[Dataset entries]
•••••
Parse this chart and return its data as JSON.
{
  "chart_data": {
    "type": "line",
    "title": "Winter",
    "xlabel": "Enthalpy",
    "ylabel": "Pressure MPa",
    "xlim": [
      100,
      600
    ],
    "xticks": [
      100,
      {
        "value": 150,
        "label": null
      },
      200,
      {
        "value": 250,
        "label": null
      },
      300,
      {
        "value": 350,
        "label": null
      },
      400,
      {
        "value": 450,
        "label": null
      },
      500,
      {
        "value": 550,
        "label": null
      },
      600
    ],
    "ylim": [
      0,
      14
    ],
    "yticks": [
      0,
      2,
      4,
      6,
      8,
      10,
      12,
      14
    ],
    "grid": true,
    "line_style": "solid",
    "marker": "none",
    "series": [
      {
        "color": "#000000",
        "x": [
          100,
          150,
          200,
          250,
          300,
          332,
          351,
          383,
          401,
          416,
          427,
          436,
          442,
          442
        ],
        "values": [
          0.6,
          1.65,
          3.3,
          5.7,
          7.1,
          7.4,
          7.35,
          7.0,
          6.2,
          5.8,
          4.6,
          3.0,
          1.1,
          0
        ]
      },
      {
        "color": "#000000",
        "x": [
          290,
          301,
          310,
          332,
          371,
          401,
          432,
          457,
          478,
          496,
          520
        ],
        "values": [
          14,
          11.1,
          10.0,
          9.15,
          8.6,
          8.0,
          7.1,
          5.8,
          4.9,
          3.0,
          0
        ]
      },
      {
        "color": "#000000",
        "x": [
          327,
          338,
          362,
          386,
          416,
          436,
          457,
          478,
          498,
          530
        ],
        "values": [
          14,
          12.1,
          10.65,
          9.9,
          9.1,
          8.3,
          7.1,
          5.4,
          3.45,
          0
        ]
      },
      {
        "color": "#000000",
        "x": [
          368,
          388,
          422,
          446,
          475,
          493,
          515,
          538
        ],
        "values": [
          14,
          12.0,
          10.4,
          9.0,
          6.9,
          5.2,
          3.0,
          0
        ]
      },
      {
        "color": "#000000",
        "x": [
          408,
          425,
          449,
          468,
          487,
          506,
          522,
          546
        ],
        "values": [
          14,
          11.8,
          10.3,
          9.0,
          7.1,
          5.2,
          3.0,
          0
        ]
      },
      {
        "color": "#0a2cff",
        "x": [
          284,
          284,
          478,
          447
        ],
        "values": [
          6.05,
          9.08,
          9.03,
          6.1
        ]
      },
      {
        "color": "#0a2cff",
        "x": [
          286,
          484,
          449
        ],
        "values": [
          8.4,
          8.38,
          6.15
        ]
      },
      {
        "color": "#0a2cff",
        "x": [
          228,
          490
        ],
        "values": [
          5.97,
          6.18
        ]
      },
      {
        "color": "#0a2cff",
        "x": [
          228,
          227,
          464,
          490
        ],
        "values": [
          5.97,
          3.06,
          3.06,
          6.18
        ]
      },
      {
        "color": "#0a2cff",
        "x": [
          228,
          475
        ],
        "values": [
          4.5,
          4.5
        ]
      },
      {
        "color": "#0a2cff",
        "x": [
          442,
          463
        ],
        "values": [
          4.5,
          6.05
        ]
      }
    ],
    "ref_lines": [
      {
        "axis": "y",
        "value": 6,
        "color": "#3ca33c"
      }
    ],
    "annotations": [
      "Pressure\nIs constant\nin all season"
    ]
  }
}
•••••
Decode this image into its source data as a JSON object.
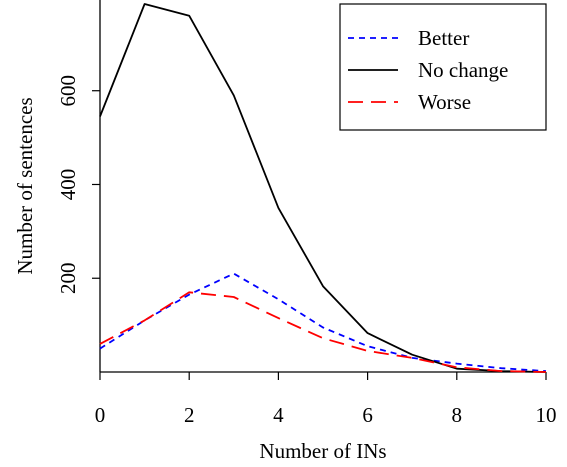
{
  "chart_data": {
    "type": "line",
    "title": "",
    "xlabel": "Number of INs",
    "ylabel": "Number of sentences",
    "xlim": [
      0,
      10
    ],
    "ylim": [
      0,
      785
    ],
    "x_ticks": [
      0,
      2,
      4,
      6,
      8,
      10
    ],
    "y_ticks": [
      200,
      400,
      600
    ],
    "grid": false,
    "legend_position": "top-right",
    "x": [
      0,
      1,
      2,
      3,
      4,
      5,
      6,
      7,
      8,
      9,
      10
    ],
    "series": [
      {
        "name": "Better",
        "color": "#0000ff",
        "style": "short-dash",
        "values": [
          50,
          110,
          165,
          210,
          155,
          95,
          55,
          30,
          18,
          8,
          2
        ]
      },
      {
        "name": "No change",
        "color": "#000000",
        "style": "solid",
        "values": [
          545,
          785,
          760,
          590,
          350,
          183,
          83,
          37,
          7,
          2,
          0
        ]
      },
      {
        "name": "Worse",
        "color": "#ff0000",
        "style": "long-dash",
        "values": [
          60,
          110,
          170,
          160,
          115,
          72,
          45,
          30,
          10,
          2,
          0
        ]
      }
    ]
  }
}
•••••
Exercise prompt: Extract every line above containing the word "this".

Task answer:
Parse this chart and return its data as JSON.
Decode this image into its source data as a JSON object.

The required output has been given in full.